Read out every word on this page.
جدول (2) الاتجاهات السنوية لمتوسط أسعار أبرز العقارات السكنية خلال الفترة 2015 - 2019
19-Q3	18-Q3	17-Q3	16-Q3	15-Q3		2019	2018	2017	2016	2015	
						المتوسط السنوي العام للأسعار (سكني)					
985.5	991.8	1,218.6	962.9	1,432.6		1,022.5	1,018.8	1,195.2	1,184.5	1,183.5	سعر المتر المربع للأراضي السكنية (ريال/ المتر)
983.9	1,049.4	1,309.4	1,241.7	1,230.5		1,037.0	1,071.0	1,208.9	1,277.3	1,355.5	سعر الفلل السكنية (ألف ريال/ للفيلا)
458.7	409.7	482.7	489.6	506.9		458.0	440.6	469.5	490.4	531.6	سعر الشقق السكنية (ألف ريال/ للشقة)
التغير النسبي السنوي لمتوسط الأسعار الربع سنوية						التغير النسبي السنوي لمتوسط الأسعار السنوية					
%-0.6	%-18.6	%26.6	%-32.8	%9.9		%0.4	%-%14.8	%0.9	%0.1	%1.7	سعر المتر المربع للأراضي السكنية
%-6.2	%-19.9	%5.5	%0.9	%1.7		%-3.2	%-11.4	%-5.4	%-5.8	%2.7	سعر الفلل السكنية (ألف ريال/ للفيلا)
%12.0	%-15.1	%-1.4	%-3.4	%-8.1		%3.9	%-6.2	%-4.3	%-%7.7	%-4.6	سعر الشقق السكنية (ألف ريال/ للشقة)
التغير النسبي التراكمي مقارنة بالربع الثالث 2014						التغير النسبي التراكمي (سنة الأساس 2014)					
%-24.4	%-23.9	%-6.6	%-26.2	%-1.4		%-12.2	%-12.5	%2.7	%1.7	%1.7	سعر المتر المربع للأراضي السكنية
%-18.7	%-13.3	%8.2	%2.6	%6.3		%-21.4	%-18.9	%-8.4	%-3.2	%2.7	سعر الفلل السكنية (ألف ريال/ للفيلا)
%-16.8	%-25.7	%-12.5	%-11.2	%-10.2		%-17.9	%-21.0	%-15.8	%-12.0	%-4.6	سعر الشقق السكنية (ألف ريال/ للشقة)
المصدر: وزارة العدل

* _The task_
Return all lines of the material above in which the word "السنوية" occurs.

* _Written reply_
جدول (2) الاتجاهات السنوية لمتوسط أسعار أبرز العقارات السكنية خلال الفترة 2015 - 2019
التغير النسبي السنوي لمتوسط الأسعار الربع سنوية						التغير النسبي السنوي لمتوسط الأسعار السنوية					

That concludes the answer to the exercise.